§ **Brief**
Quote the records in full and leave their pictures out.

§ **Records shown**
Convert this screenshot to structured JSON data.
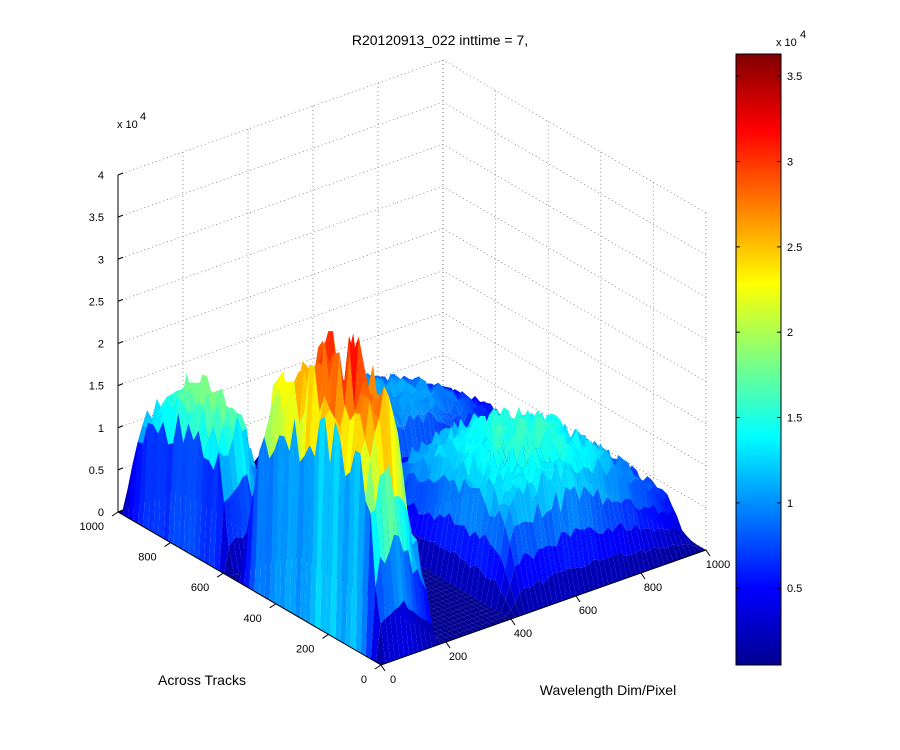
{
  "chart_data": {
    "type": "surface",
    "title": "R20120913_022 inttime = 7,",
    "xlabel": "Wavelength Dim/Pixel",
    "ylabel": "Across Tracks",
    "zlabel": "",
    "x_ticks": [
      "0",
      "200",
      "400",
      "600",
      "800",
      "1000"
    ],
    "y_ticks": [
      "0",
      "200",
      "400",
      "600",
      "800",
      "1000"
    ],
    "z_ticks": [
      "0",
      "0.5",
      "1",
      "1.5",
      "2",
      "2.5",
      "3",
      "3.5",
      "4"
    ],
    "z_exponent": "x 10",
    "z_exponent_power": "4",
    "xlim": [
      0,
      1000
    ],
    "ylim": [
      0,
      1000
    ],
    "zlim": [
      0,
      40000
    ],
    "grid": true,
    "colormap": "jet",
    "colorbar": {
      "ticks": [
        "0.5",
        "1",
        "1.5",
        "2",
        "2.5",
        "3",
        "3.5"
      ],
      "clim": [
        500,
        36300
      ],
      "exponent": "x 10",
      "exponent_power": "4"
    },
    "features": [
      {
        "x_range": [
          0,
          180
        ],
        "y_range": [
          580,
          1000
        ],
        "peak": 20500
      },
      {
        "x_range": [
          0,
          190
        ],
        "y_range": [
          0,
          560
        ],
        "peak": 35500
      },
      {
        "x_range": [
          380,
          1000
        ],
        "y_range": [
          580,
          1000
        ],
        "peak": 12000
      },
      {
        "x_range": [
          400,
          1000
        ],
        "y_range": [
          0,
          560
        ],
        "peak": 17500
      }
    ]
  }
}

§ **Task response**
Convert this screenshot to structured JSON data.
{
  "chart_data": {
    "type": "surface",
    "title": "R20120913_022 inttime = 7,",
    "xlabel": "Wavelength Dim/Pixel",
    "ylabel": "Across Tracks",
    "zlabel": "",
    "x_ticks": [
      "0",
      "200",
      "400",
      "600",
      "800",
      "1000"
    ],
    "y_ticks": [
      "0",
      "200",
      "400",
      "600",
      "800",
      "1000"
    ],
    "z_ticks": [
      "0",
      "0.5",
      "1",
      "1.5",
      "2",
      "2.5",
      "3",
      "3.5",
      "4"
    ],
    "z_exponent": "x 10",
    "z_exponent_power": "4",
    "xlim": [
      0,
      1000
    ],
    "ylim": [
      0,
      1000
    ],
    "zlim": [
      0,
      40000
    ],
    "grid": true,
    "colormap": "jet",
    "colorbar": {
      "ticks": [
        "0.5",
        "1",
        "1.5",
        "2",
        "2.5",
        "3",
        "3.5"
      ],
      "clim": [
        500,
        36300
      ],
      "exponent": "x 10",
      "exponent_power": "4"
    },
    "features": [
      {
        "x_range": [
          0,
          180
        ],
        "y_range": [
          580,
          1000
        ],
        "peak": 20500
      },
      {
        "x_range": [
          0,
          190
        ],
        "y_range": [
          0,
          560
        ],
        "peak": 35500
      },
      {
        "x_range": [
          380,
          1000
        ],
        "y_range": [
          580,
          1000
        ],
        "peak": 12000
      },
      {
        "x_range": [
          400,
          1000
        ],
        "y_range": [
          0,
          560
        ],
        "peak": 17500
      }
    ]
  }
}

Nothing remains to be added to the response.